* _Problem details_:
Scan the data below and pick out the lines containing the word "name".

◆ ◆ ◆ ◆ ◆

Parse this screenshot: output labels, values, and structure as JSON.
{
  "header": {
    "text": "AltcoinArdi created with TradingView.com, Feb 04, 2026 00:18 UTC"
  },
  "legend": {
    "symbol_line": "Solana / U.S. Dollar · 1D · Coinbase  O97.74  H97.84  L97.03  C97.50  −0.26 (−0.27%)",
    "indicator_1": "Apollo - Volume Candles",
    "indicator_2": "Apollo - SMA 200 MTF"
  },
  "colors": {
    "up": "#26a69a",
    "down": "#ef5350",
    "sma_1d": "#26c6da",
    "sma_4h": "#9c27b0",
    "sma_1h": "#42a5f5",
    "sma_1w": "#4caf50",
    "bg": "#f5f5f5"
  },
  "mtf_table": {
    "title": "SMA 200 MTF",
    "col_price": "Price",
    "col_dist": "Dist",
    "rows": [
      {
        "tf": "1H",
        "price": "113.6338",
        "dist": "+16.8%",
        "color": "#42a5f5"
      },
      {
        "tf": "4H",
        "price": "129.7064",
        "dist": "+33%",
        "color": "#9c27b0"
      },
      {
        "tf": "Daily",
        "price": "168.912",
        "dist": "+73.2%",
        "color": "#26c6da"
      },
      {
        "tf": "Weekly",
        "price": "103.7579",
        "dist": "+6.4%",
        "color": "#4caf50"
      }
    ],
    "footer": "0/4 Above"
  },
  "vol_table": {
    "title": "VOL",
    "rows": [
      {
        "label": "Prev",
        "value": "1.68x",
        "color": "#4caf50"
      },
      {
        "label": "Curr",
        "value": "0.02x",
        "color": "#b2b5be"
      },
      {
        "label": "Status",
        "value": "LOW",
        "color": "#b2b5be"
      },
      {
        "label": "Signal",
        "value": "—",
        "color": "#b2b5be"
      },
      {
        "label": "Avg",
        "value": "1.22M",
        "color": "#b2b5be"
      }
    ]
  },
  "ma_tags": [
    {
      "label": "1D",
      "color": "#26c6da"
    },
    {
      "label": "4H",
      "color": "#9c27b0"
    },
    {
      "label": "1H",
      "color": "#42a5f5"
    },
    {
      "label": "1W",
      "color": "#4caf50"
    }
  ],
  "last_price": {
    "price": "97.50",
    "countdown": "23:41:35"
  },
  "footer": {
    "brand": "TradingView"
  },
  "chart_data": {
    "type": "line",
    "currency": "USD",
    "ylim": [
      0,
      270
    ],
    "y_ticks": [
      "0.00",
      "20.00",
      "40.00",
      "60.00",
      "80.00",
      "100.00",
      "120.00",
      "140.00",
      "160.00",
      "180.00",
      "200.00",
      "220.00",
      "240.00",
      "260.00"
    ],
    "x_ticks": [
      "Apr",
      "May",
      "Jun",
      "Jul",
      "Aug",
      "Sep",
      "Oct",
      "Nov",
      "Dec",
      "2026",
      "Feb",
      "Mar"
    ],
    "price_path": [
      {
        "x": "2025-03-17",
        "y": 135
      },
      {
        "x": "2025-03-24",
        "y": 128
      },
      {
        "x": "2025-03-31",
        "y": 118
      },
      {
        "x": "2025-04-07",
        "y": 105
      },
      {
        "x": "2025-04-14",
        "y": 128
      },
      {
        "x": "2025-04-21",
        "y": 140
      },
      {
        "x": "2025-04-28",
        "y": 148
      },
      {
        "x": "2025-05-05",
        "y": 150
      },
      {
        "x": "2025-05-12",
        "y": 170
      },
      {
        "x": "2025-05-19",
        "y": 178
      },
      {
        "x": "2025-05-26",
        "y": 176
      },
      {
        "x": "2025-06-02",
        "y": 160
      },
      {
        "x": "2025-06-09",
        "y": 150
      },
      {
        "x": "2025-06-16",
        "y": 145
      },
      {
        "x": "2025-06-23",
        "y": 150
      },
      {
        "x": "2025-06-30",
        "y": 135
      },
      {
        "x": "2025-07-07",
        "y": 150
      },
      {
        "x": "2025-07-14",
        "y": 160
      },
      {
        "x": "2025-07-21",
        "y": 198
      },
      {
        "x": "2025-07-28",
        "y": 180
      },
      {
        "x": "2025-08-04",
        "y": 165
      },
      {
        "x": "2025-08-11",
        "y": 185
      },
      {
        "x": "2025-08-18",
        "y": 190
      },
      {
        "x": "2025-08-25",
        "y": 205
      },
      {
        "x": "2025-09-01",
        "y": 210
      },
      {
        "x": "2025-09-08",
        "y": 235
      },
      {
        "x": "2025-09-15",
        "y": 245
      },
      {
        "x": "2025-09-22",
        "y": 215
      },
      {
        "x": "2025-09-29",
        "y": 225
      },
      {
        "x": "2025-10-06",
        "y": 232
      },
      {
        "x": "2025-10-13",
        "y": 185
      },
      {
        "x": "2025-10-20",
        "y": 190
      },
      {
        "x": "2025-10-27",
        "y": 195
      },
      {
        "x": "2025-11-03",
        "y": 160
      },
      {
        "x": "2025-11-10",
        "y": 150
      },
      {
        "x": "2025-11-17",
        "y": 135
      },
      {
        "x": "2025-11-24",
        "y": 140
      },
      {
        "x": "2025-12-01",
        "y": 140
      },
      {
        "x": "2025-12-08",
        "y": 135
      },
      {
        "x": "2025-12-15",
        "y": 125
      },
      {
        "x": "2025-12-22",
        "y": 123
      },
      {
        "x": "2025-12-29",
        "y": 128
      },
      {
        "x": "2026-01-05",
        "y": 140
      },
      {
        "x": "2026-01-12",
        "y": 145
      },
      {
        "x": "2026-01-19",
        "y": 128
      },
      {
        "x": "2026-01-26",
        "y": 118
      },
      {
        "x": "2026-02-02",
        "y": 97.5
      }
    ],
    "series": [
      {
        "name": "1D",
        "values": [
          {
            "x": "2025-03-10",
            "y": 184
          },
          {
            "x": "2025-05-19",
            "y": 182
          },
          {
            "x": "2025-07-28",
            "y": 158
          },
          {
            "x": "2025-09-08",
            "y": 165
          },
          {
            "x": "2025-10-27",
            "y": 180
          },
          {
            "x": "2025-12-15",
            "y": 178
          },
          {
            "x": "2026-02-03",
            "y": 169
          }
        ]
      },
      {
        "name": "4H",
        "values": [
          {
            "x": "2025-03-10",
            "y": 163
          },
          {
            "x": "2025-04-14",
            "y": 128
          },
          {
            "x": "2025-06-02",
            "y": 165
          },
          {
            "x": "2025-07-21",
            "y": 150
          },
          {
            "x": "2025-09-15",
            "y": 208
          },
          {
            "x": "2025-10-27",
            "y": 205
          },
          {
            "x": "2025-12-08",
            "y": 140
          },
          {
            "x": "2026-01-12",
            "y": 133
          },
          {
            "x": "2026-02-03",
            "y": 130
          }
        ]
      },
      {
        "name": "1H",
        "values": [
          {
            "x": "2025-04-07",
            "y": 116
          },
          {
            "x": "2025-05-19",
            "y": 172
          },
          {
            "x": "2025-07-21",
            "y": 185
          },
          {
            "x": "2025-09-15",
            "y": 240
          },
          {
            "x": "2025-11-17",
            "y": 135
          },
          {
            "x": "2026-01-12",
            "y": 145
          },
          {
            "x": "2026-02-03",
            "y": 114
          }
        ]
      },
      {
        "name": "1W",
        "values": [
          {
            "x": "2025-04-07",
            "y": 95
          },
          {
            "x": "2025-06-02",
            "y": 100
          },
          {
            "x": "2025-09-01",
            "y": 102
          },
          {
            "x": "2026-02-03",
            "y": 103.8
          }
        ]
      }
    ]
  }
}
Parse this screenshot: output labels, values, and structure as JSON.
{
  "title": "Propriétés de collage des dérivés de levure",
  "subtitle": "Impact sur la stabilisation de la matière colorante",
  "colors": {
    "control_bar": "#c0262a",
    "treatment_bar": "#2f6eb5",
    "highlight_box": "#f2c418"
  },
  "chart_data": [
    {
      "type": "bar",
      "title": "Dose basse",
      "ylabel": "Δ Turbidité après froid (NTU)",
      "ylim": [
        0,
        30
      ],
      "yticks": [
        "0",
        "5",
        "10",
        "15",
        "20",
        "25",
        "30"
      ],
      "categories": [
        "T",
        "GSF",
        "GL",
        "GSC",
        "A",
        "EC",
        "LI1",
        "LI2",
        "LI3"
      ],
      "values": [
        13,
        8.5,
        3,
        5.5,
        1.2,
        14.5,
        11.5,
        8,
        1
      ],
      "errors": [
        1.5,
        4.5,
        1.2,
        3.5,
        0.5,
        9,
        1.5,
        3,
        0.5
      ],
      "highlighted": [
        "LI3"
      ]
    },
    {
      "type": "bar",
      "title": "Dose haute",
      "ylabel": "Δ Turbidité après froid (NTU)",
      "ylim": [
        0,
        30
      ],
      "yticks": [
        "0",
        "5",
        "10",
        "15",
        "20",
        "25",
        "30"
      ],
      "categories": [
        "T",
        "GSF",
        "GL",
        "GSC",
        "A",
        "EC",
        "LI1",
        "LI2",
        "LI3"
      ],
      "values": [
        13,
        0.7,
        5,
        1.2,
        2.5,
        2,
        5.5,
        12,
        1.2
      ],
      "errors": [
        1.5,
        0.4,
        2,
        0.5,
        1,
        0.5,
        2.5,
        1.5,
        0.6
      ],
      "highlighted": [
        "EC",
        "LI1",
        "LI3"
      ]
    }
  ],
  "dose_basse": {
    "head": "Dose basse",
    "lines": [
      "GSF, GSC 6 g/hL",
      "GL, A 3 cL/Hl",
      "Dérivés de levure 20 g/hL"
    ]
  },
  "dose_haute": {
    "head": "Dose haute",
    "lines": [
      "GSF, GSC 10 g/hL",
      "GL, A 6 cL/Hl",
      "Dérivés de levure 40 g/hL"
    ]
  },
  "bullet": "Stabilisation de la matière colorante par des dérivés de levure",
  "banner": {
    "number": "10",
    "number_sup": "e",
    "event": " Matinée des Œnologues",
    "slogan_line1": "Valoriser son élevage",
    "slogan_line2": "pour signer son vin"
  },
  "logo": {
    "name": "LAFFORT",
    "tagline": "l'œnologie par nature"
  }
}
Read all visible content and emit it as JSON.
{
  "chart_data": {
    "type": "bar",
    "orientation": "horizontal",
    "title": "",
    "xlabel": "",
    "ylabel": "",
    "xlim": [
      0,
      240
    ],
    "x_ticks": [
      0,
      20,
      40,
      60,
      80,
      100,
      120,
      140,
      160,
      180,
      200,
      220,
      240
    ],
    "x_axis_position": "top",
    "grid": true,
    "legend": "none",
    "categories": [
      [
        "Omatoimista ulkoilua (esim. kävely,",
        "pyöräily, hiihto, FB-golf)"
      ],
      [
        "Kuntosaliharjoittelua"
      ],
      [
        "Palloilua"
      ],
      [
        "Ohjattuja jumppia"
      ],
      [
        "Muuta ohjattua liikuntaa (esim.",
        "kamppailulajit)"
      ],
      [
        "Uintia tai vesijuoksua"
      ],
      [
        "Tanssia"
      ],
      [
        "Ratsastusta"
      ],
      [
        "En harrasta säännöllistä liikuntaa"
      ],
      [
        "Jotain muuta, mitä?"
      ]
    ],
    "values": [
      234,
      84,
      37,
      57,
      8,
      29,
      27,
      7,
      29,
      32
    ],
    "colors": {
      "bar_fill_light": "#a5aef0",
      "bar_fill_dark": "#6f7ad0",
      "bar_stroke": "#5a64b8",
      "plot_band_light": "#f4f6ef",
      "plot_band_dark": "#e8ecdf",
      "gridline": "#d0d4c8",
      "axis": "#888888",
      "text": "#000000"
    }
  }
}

◆ ◆ ◆ ◆ ◆

* _Final answer_:
        "name": "1D",
        "name": "4H",
        "name": "1H",
        "name": "1W",
    "name": "LAFFORT",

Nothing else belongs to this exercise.